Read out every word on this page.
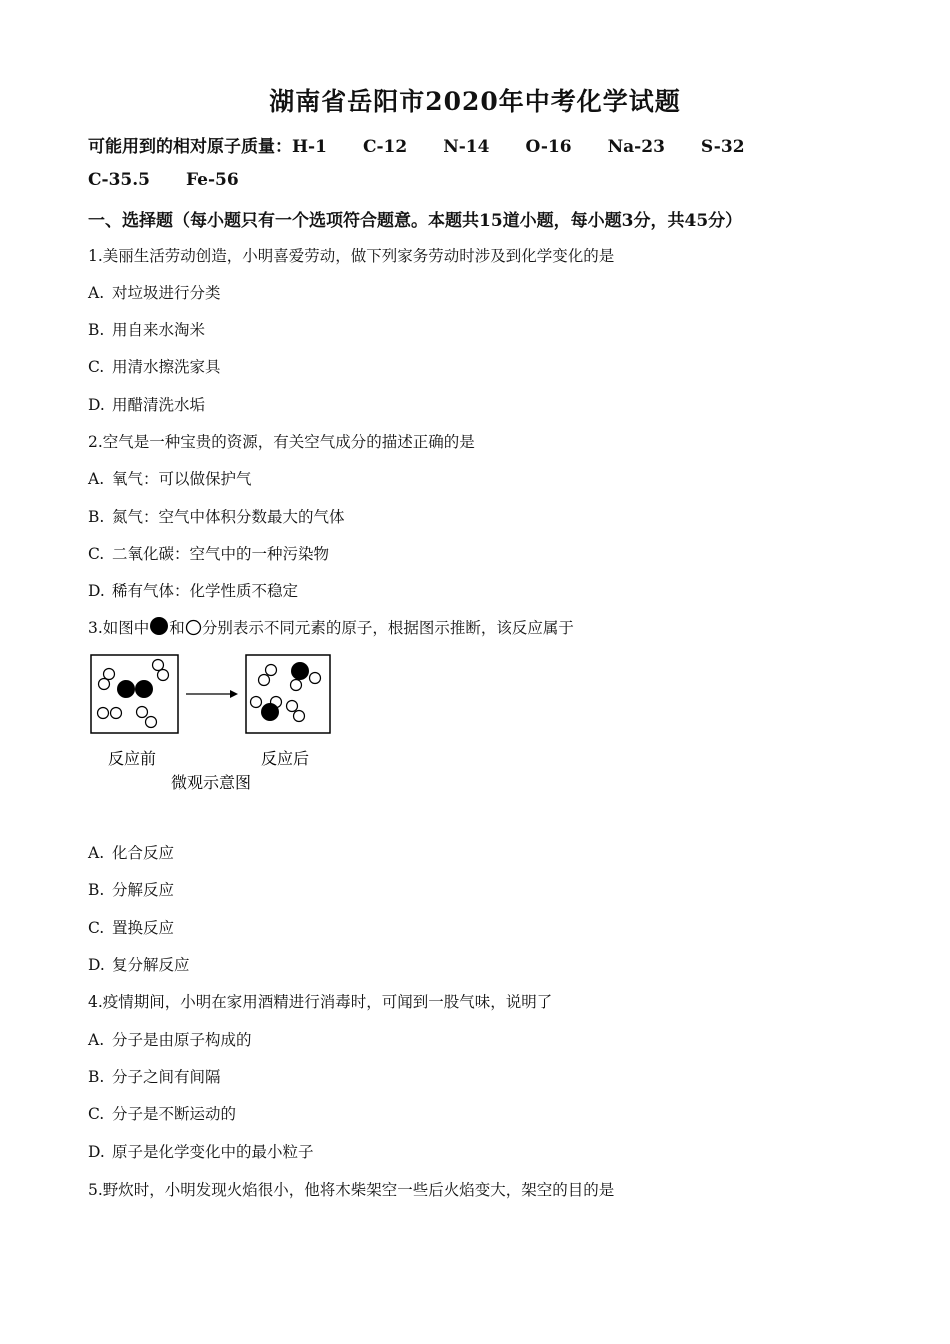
湖南省岳阳市2020年中考化学试题
可能用到的相对原子质量：H-1 C-12 N-14 O-16 Na-23 S-32
C-35.5 Fe-56
一、选择题（每小题只有一个选项符合题意。本题共15道小题，每小题3分，共45分）
1.美丽生活劳动创造，小明喜爱劳动，做下列家务劳动时涉及到化学变化的是
A. 对垃圾进行分类
B. 用自来水淘米
C. 用清水擦洗家具
D. 用醋清洗水垢
2.空气是一种宝贵的资源，有关空气成分的描述正确的是
A. 氧气：可以做保护气
B. 氮气：空气中体积分数最大的气体
C. 二氧化碳：空气中的一种污染物
D. 稀有气体：化学性质不稳定
3.如图中 和 分别表示不同元素的原子，根据图示推断，该反应属于
反应前	反应后
微观示意图
A. 化合反应
B. 分解反应
C. 置换反应
D. 复分解反应
4.疫情期间，小明在家用酒精进行消毒时，可闻到一股气味，说明了
A. 分子是由原子构成的
B. 分子之间有间隔
C. 分子是不断运动的
D. 原子是化学变化中的最小粒子
5.野炊时，小明发现火焰很小，他将木柴架空一些后火焰变大，架空的目的是
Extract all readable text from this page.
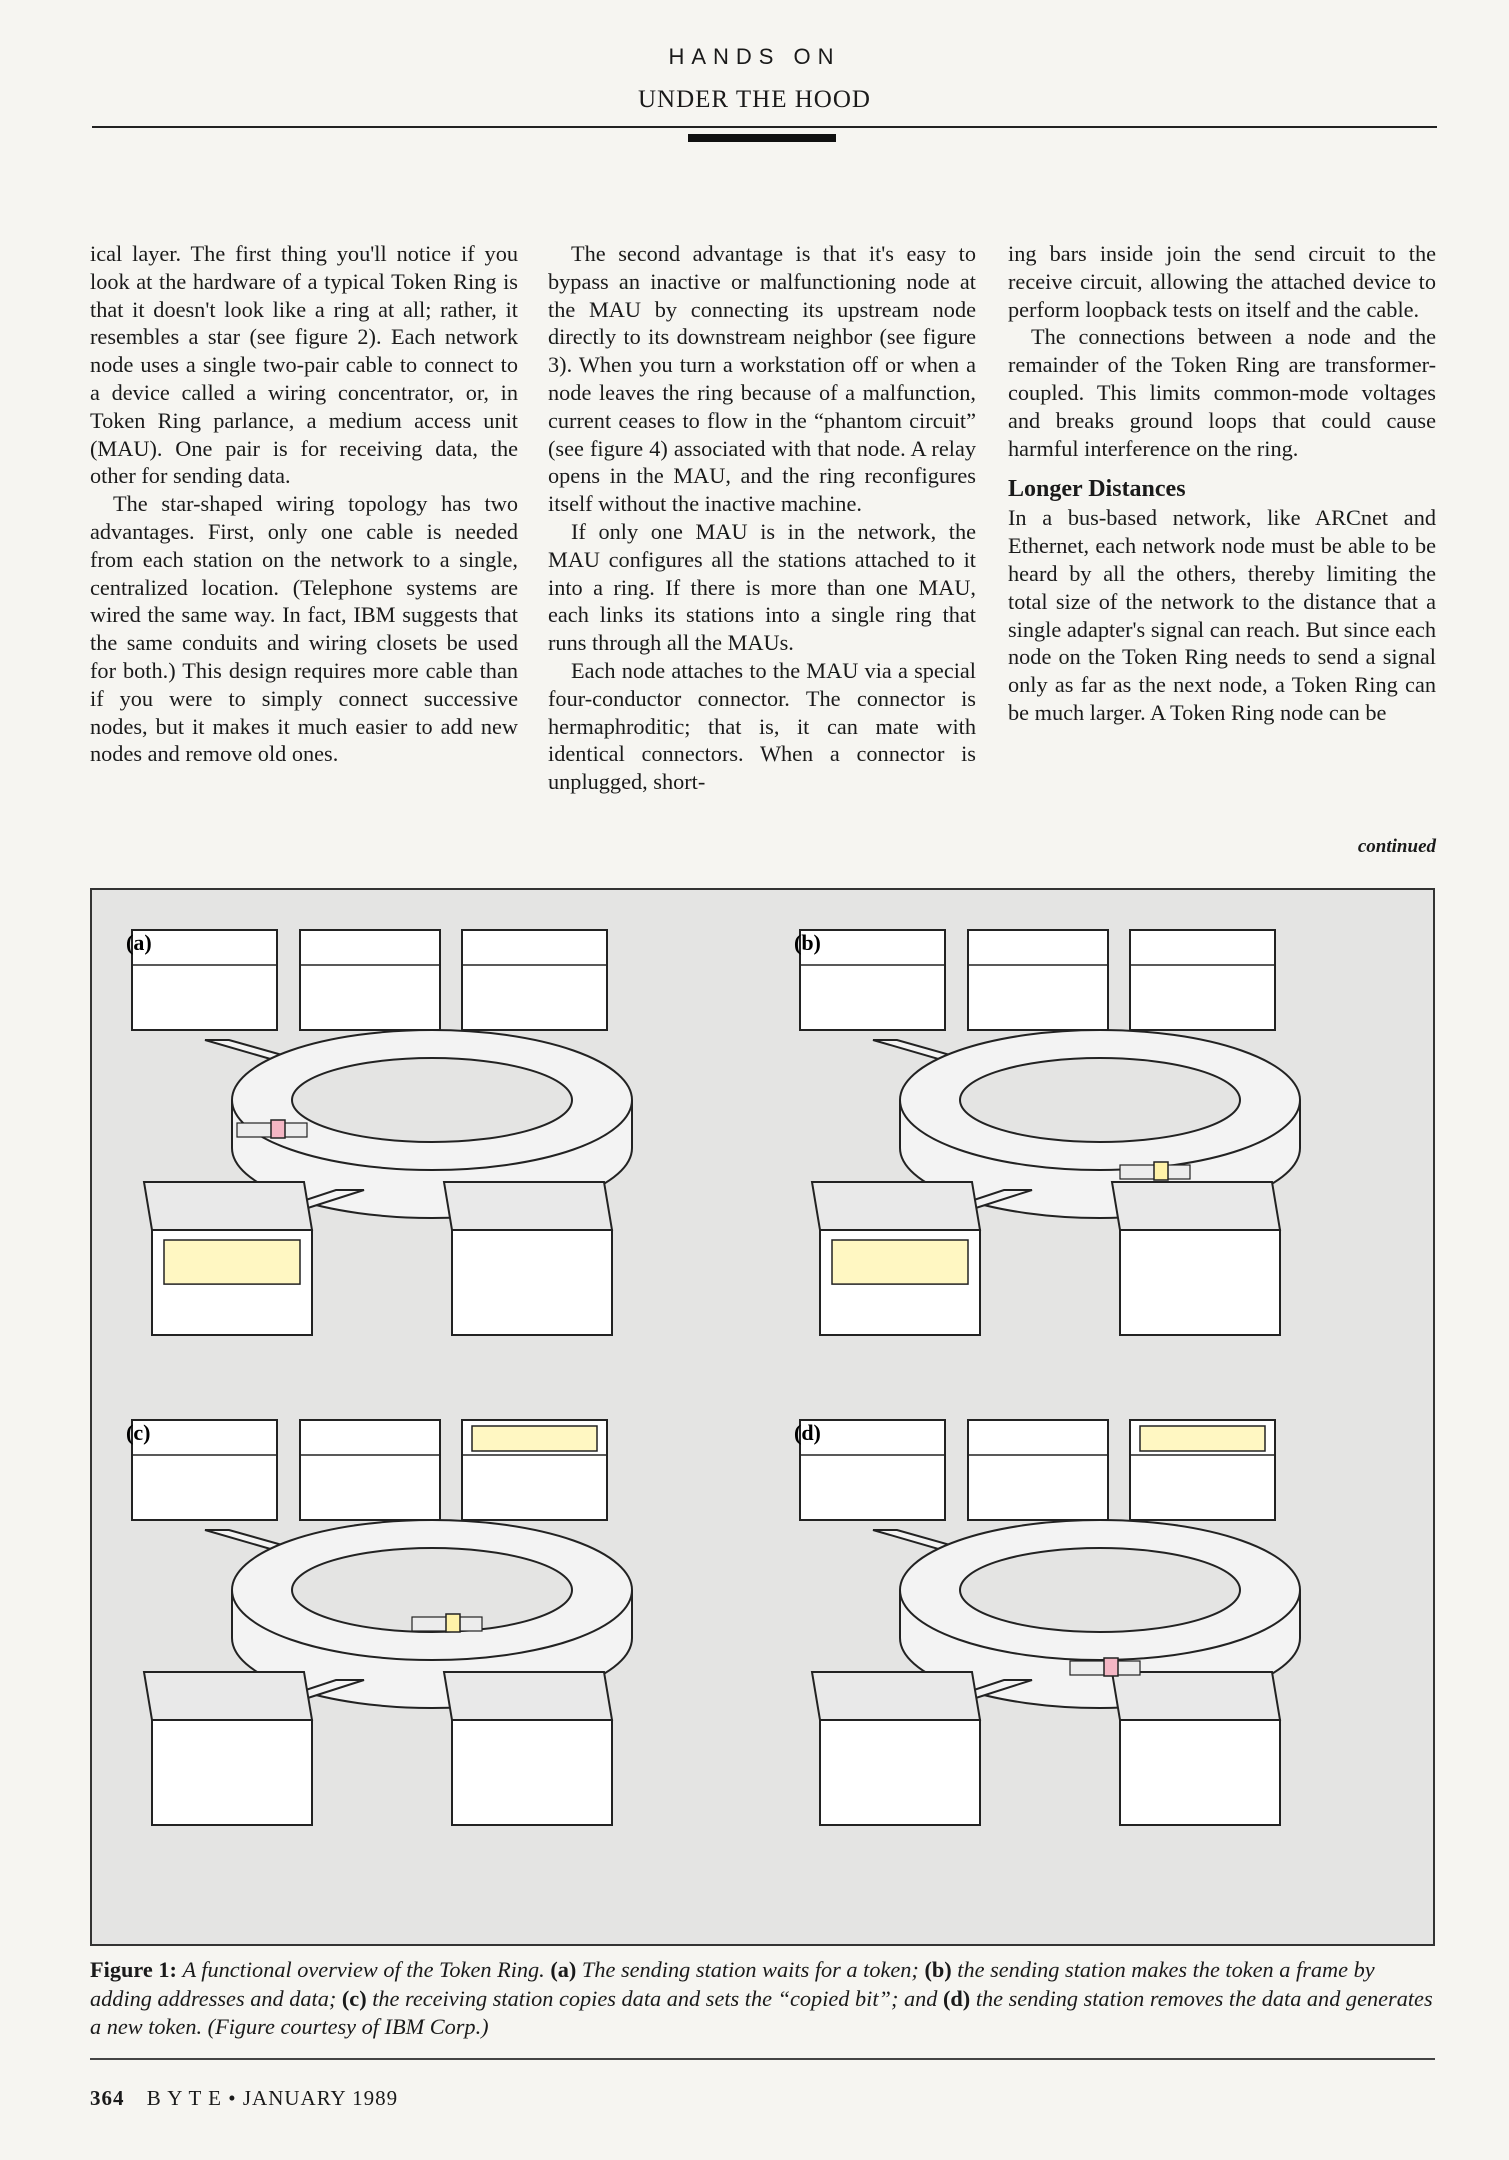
HANDS ON
UNDER THE HOOD

ical layer. The first thing you'll notice if you look at the hardware of a typical Token Ring is that it doesn't look like a ring at all; rather, it resembles a star (see figure 2). Each network node uses a single two-pair cable to connect to a device called a wiring concentrator, or, in Token Ring parlance, a medium access unit (MAU). One pair is for receiving data, the other for sending data.

The star-shaped wiring topology has two advantages. First, only one cable is needed from each station on the network to a single, centralized location. (Telephone systems are wired the same way. In fact, IBM suggests that the same conduits and wiring closets be used for both.) This design requires more cable than if you were to simply connect successive nodes, but it makes it much easier to add new nodes and remove old ones.

The second advantage is that it's easy to bypass an inactive or malfunctioning node at the MAU by connecting its upstream node directly to its downstream neighbor (see figure 3). When you turn a workstation off or when a node leaves the ring because of a malfunction, current ceases to flow in the “phantom circuit” (see figure 4) associated with that node. A relay opens in the MAU, and the ring reconfigures itself without the inactive machine.

If only one MAU is in the network, the MAU configures all the stations attached to it into a ring. If there is more than one MAU, each links its stations into a single ring that runs through all the MAUs.

Each node attaches to the MAU via a special four-conductor connector. The connector is hermaphroditic; that is, it can mate with identical connectors. When a connector is unplugged, short-

ing bars inside join the send circuit to the receive circuit, allowing the attached device to perform loopback tests on itself and the cable.

The connections between a node and the remainder of the Token Ring are transformer-coupled. This limits common-mode voltages and breaks ground loops that could cause harmful interference on the ring.

Longer Distances

In a bus-based network, like ARCnet and Ethernet, each network node must be able to be heard by all the others, thereby limiting the total size of the network to the distance that a single adapter's signal can reach. But since each node on the Token Ring needs to send a signal only as far as the next node, a Token Ring can be much larger. A Token Ring node can be

continued
(a)	(b)
(c)	(d)
Figure 1: A functional overview of the Token Ring. (a) The sending station waits for a token; (b) the sending station makes the token a frame by adding addresses and data; (c) the receiving station copies data and sets the “copied bit”; and (d) the sending station removes the data and generates a new token. (Figure courtesy of IBM Corp.)
364 B Y T E • JANUARY 1989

**Work required**
Scan the material above for the string "page" and return the lines that hold it.

**Complete answer**
Read out every word on this page.
Extract all readable text from this page.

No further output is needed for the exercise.